## EXERCISE DETAILS
Below are some records: retype them all exactly, but not the pictures.

## MATERIAL FOR THIS EXERCISE

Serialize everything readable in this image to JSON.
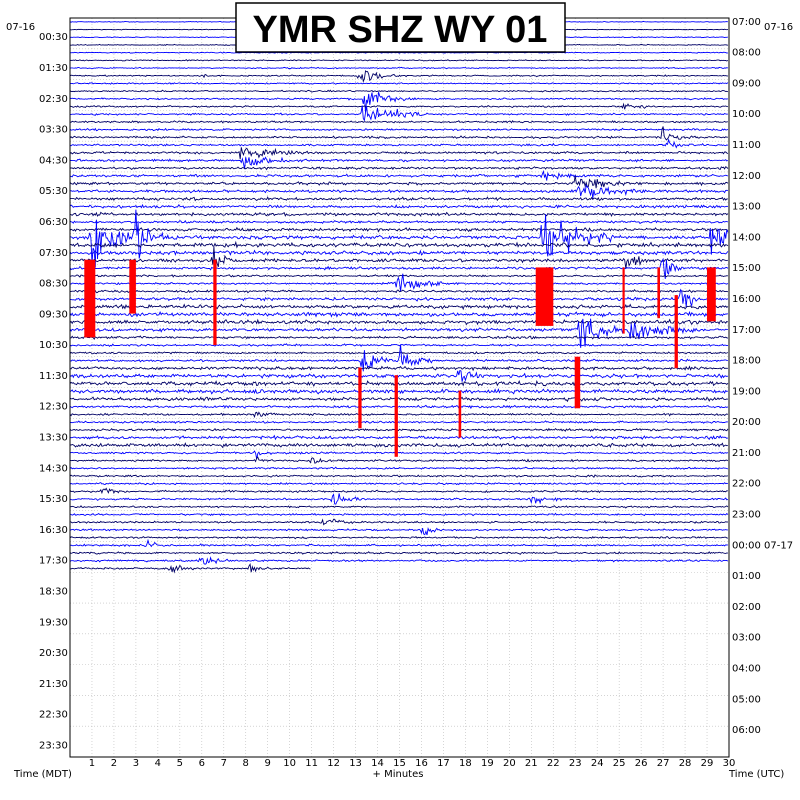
{
  "chart_data": {
    "type": "helicorder",
    "title": "YMR SHZ WY 01",
    "left_axis_label": "Time (MDT)",
    "right_axis_label": "Time (UTC)",
    "x_axis_label": "+ Minutes",
    "left_date": "07-16",
    "right_date": "07-16",
    "x_ticks": [
      "1",
      "2",
      "3",
      "4",
      "5",
      "6",
      "7",
      "8",
      "9",
      "10",
      "11",
      "12",
      "13",
      "14",
      "15",
      "16",
      "17",
      "18",
      "19",
      "20",
      "21",
      "22",
      "23",
      "24",
      "25",
      "26",
      "27",
      "28",
      "29",
      "30"
    ],
    "xlim": [
      0,
      30
    ],
    "row_minutes": 15,
    "row_count": 96,
    "rows_with_data": 72,
    "left_time_labels": [
      "00:30",
      "01:30",
      "02:30",
      "03:30",
      "04:30",
      "05:30",
      "06:30",
      "07:30",
      "08:30",
      "09:30",
      "10:30",
      "11:30",
      "12:30",
      "13:30",
      "14:30",
      "15:30",
      "16:30",
      "17:30",
      "18:30",
      "19:30",
      "20:30",
      "21:30",
      "22:30",
      "23:30"
    ],
    "right_time_labels": [
      "07:00",
      "08:00",
      "09:00",
      "10:00",
      "11:00",
      "12:00",
      "13:00",
      "14:00",
      "15:00",
      "16:00",
      "17:00",
      "18:00",
      "19:00",
      "20:00",
      "21:00",
      "22:00",
      "23:00",
      "00:00 07-17",
      "01:00",
      "02:00",
      "03:00",
      "04:00",
      "05:00",
      "06:00"
    ],
    "trace_colors": [
      "#0000ff",
      "#000066"
    ],
    "clip_color": "#ff0000",
    "grid": "dotted",
    "events": [
      {
        "row": 7,
        "minute": 13.2,
        "amp": 1.0,
        "dur": 2.0
      },
      {
        "row": 7,
        "minute": 6.0,
        "amp": 0.4,
        "dur": 0.4
      },
      {
        "row": 10,
        "minute": 13.4,
        "amp": 1.3,
        "dur": 2.5
      },
      {
        "row": 11,
        "minute": 25.2,
        "amp": 0.5,
        "dur": 1.2
      },
      {
        "row": 12,
        "minute": 13.3,
        "amp": 1.6,
        "dur": 3.0
      },
      {
        "row": 15,
        "minute": 27.0,
        "amp": 1.0,
        "dur": 1.5
      },
      {
        "row": 16,
        "minute": 27.2,
        "amp": 0.9,
        "dur": 1.2
      },
      {
        "row": 17,
        "minute": 7.8,
        "amp": 1.2,
        "dur": 3.0
      },
      {
        "row": 18,
        "minute": 7.9,
        "amp": 0.9,
        "dur": 2.5
      },
      {
        "row": 20,
        "minute": 21.5,
        "amp": 0.7,
        "dur": 2.0
      },
      {
        "row": 21,
        "minute": 23.0,
        "amp": 1.2,
        "dur": 3.0
      },
      {
        "row": 22,
        "minute": 23.2,
        "amp": 1.0,
        "dur": 3.0
      },
      {
        "row": 28,
        "minute": 1.0,
        "amp": 3.5,
        "dur": 2.5
      },
      {
        "row": 28,
        "minute": 3.0,
        "amp": 2.5,
        "dur": 1.5
      },
      {
        "row": 28,
        "minute": 21.5,
        "amp": 4.0,
        "dur": 3.5
      },
      {
        "row": 28,
        "minute": 29.2,
        "amp": 3.0,
        "dur": 2.0
      },
      {
        "row": 31,
        "minute": 6.5,
        "amp": 2.0,
        "dur": 1.0
      },
      {
        "row": 31,
        "minute": 25.3,
        "amp": 2.0,
        "dur": 1.0
      },
      {
        "row": 32,
        "minute": 27.0,
        "amp": 2.0,
        "dur": 1.0
      },
      {
        "row": 34,
        "minute": 14.8,
        "amp": 2.0,
        "dur": 2.5
      },
      {
        "row": 36,
        "minute": 27.8,
        "amp": 2.0,
        "dur": 1.0
      },
      {
        "row": 40,
        "minute": 23.2,
        "amp": 3.0,
        "dur": 2.0
      },
      {
        "row": 40,
        "minute": 25.5,
        "amp": 1.8,
        "dur": 3.0
      },
      {
        "row": 44,
        "minute": 13.3,
        "amp": 2.0,
        "dur": 1.5
      },
      {
        "row": 44,
        "minute": 15.0,
        "amp": 2.0,
        "dur": 1.5
      },
      {
        "row": 46,
        "minute": 17.7,
        "amp": 2.0,
        "dur": 1.2
      },
      {
        "row": 51,
        "minute": 8.5,
        "amp": 0.6,
        "dur": 1.0
      },
      {
        "row": 56,
        "minute": 8.5,
        "amp": 0.6,
        "dur": 1.0
      },
      {
        "row": 57,
        "minute": 8.5,
        "amp": 0.5,
        "dur": 1.0
      },
      {
        "row": 57,
        "minute": 11.0,
        "amp": 0.6,
        "dur": 1.0
      },
      {
        "row": 61,
        "minute": 1.5,
        "amp": 0.6,
        "dur": 1.0
      },
      {
        "row": 62,
        "minute": 12.0,
        "amp": 0.8,
        "dur": 1.5
      },
      {
        "row": 62,
        "minute": 21.0,
        "amp": 0.6,
        "dur": 1.5
      },
      {
        "row": 65,
        "minute": 11.5,
        "amp": 0.5,
        "dur": 2.0
      },
      {
        "row": 66,
        "minute": 16.0,
        "amp": 0.8,
        "dur": 1.0
      },
      {
        "row": 68,
        "minute": 3.5,
        "amp": 0.6,
        "dur": 1.0
      },
      {
        "row": 70,
        "minute": 6.0,
        "amp": 0.6,
        "dur": 1.5
      },
      {
        "row": 71,
        "minute": 4.5,
        "amp": 0.6,
        "dur": 1.5
      },
      {
        "row": 71,
        "minute": 8.2,
        "amp": 0.7,
        "dur": 1.0
      }
    ],
    "clips": [
      {
        "minute": 0.9,
        "top_row": 31.4,
        "bottom_row": 41.5,
        "width": 0.5
      },
      {
        "minute": 2.85,
        "top_row": 31.4,
        "bottom_row": 38.4,
        "width": 0.3
      },
      {
        "minute": 6.6,
        "top_row": 31.4,
        "bottom_row": 42.5,
        "width": 0.15
      },
      {
        "minute": 13.2,
        "top_row": 45.4,
        "bottom_row": 53.3,
        "width": 0.15
      },
      {
        "minute": 14.85,
        "top_row": 46.4,
        "bottom_row": 57.0,
        "width": 0.15
      },
      {
        "minute": 17.75,
        "top_row": 48.4,
        "bottom_row": 54.5,
        "width": 0.12
      },
      {
        "minute": 21.6,
        "top_row": 32.4,
        "bottom_row": 40.0,
        "width": 0.8
      },
      {
        "minute": 23.1,
        "top_row": 44.0,
        "bottom_row": 50.7,
        "width": 0.25
      },
      {
        "minute": 25.2,
        "top_row": 32.4,
        "bottom_row": 41.0,
        "width": 0.1
      },
      {
        "minute": 26.8,
        "top_row": 32.4,
        "bottom_row": 39.0,
        "width": 0.12
      },
      {
        "minute": 27.6,
        "top_row": 36.0,
        "bottom_row": 45.5,
        "width": 0.15
      },
      {
        "minute": 29.2,
        "top_row": 32.4,
        "bottom_row": 39.4,
        "width": 0.4
      }
    ]
  }
}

## SOLUTION
Serialize everything readable in this image to JSON.
{
  "chart_data": {
    "type": "helicorder",
    "title": "YMR SHZ WY 01",
    "left_axis_label": "Time (MDT)",
    "right_axis_label": "Time (UTC)",
    "x_axis_label": "+ Minutes",
    "left_date": "07-16",
    "right_date": "07-16",
    "x_ticks": [
      "1",
      "2",
      "3",
      "4",
      "5",
      "6",
      "7",
      "8",
      "9",
      "10",
      "11",
      "12",
      "13",
      "14",
      "15",
      "16",
      "17",
      "18",
      "19",
      "20",
      "21",
      "22",
      "23",
      "24",
      "25",
      "26",
      "27",
      "28",
      "29",
      "30"
    ],
    "xlim": [
      0,
      30
    ],
    "row_minutes": 15,
    "row_count": 96,
    "rows_with_data": 72,
    "left_time_labels": [
      "00:30",
      "01:30",
      "02:30",
      "03:30",
      "04:30",
      "05:30",
      "06:30",
      "07:30",
      "08:30",
      "09:30",
      "10:30",
      "11:30",
      "12:30",
      "13:30",
      "14:30",
      "15:30",
      "16:30",
      "17:30",
      "18:30",
      "19:30",
      "20:30",
      "21:30",
      "22:30",
      "23:30"
    ],
    "right_time_labels": [
      "07:00",
      "08:00",
      "09:00",
      "10:00",
      "11:00",
      "12:00",
      "13:00",
      "14:00",
      "15:00",
      "16:00",
      "17:00",
      "18:00",
      "19:00",
      "20:00",
      "21:00",
      "22:00",
      "23:00",
      "00:00 07-17",
      "01:00",
      "02:00",
      "03:00",
      "04:00",
      "05:00",
      "06:00"
    ],
    "trace_colors": [
      "#0000ff",
      "#000066"
    ],
    "clip_color": "#ff0000",
    "grid": "dotted",
    "events": [
      {
        "row": 7,
        "minute": 13.2,
        "amp": 1.0,
        "dur": 2.0
      },
      {
        "row": 7,
        "minute": 6.0,
        "amp": 0.4,
        "dur": 0.4
      },
      {
        "row": 10,
        "minute": 13.4,
        "amp": 1.3,
        "dur": 2.5
      },
      {
        "row": 11,
        "minute": 25.2,
        "amp": 0.5,
        "dur": 1.2
      },
      {
        "row": 12,
        "minute": 13.3,
        "amp": 1.6,
        "dur": 3.0
      },
      {
        "row": 15,
        "minute": 27.0,
        "amp": 1.0,
        "dur": 1.5
      },
      {
        "row": 16,
        "minute": 27.2,
        "amp": 0.9,
        "dur": 1.2
      },
      {
        "row": 17,
        "minute": 7.8,
        "amp": 1.2,
        "dur": 3.0
      },
      {
        "row": 18,
        "minute": 7.9,
        "amp": 0.9,
        "dur": 2.5
      },
      {
        "row": 20,
        "minute": 21.5,
        "amp": 0.7,
        "dur": 2.0
      },
      {
        "row": 21,
        "minute": 23.0,
        "amp": 1.2,
        "dur": 3.0
      },
      {
        "row": 22,
        "minute": 23.2,
        "amp": 1.0,
        "dur": 3.0
      },
      {
        "row": 28,
        "minute": 1.0,
        "amp": 3.5,
        "dur": 2.5
      },
      {
        "row": 28,
        "minute": 3.0,
        "amp": 2.5,
        "dur": 1.5
      },
      {
        "row": 28,
        "minute": 21.5,
        "amp": 4.0,
        "dur": 3.5
      },
      {
        "row": 28,
        "minute": 29.2,
        "amp": 3.0,
        "dur": 2.0
      },
      {
        "row": 31,
        "minute": 6.5,
        "amp": 2.0,
        "dur": 1.0
      },
      {
        "row": 31,
        "minute": 25.3,
        "amp": 2.0,
        "dur": 1.0
      },
      {
        "row": 32,
        "minute": 27.0,
        "amp": 2.0,
        "dur": 1.0
      },
      {
        "row": 34,
        "minute": 14.8,
        "amp": 2.0,
        "dur": 2.5
      },
      {
        "row": 36,
        "minute": 27.8,
        "amp": 2.0,
        "dur": 1.0
      },
      {
        "row": 40,
        "minute": 23.2,
        "amp": 3.0,
        "dur": 2.0
      },
      {
        "row": 40,
        "minute": 25.5,
        "amp": 1.8,
        "dur": 3.0
      },
      {
        "row": 44,
        "minute": 13.3,
        "amp": 2.0,
        "dur": 1.5
      },
      {
        "row": 44,
        "minute": 15.0,
        "amp": 2.0,
        "dur": 1.5
      },
      {
        "row": 46,
        "minute": 17.7,
        "amp": 2.0,
        "dur": 1.2
      },
      {
        "row": 51,
        "minute": 8.5,
        "amp": 0.6,
        "dur": 1.0
      },
      {
        "row": 56,
        "minute": 8.5,
        "amp": 0.6,
        "dur": 1.0
      },
      {
        "row": 57,
        "minute": 8.5,
        "amp": 0.5,
        "dur": 1.0
      },
      {
        "row": 57,
        "minute": 11.0,
        "amp": 0.6,
        "dur": 1.0
      },
      {
        "row": 61,
        "minute": 1.5,
        "amp": 0.6,
        "dur": 1.0
      },
      {
        "row": 62,
        "minute": 12.0,
        "amp": 0.8,
        "dur": 1.5
      },
      {
        "row": 62,
        "minute": 21.0,
        "amp": 0.6,
        "dur": 1.5
      },
      {
        "row": 65,
        "minute": 11.5,
        "amp": 0.5,
        "dur": 2.0
      },
      {
        "row": 66,
        "minute": 16.0,
        "amp": 0.8,
        "dur": 1.0
      },
      {
        "row": 68,
        "minute": 3.5,
        "amp": 0.6,
        "dur": 1.0
      },
      {
        "row": 70,
        "minute": 6.0,
        "amp": 0.6,
        "dur": 1.5
      },
      {
        "row": 71,
        "minute": 4.5,
        "amp": 0.6,
        "dur": 1.5
      },
      {
        "row": 71,
        "minute": 8.2,
        "amp": 0.7,
        "dur": 1.0
      }
    ],
    "clips": [
      {
        "minute": 0.9,
        "top_row": 31.4,
        "bottom_row": 41.5,
        "width": 0.5
      },
      {
        "minute": 2.85,
        "top_row": 31.4,
        "bottom_row": 38.4,
        "width": 0.3
      },
      {
        "minute": 6.6,
        "top_row": 31.4,
        "bottom_row": 42.5,
        "width": 0.15
      },
      {
        "minute": 13.2,
        "top_row": 45.4,
        "bottom_row": 53.3,
        "width": 0.15
      },
      {
        "minute": 14.85,
        "top_row": 46.4,
        "bottom_row": 57.0,
        "width": 0.15
      },
      {
        "minute": 17.75,
        "top_row": 48.4,
        "bottom_row": 54.5,
        "width": 0.12
      },
      {
        "minute": 21.6,
        "top_row": 32.4,
        "bottom_row": 40.0,
        "width": 0.8
      },
      {
        "minute": 23.1,
        "top_row": 44.0,
        "bottom_row": 50.7,
        "width": 0.25
      },
      {
        "minute": 25.2,
        "top_row": 32.4,
        "bottom_row": 41.0,
        "width": 0.1
      },
      {
        "minute": 26.8,
        "top_row": 32.4,
        "bottom_row": 39.0,
        "width": 0.12
      },
      {
        "minute": 27.6,
        "top_row": 36.0,
        "bottom_row": 45.5,
        "width": 0.15
      },
      {
        "minute": 29.2,
        "top_row": 32.4,
        "bottom_row": 39.4,
        "width": 0.4
      }
    ]
  }
}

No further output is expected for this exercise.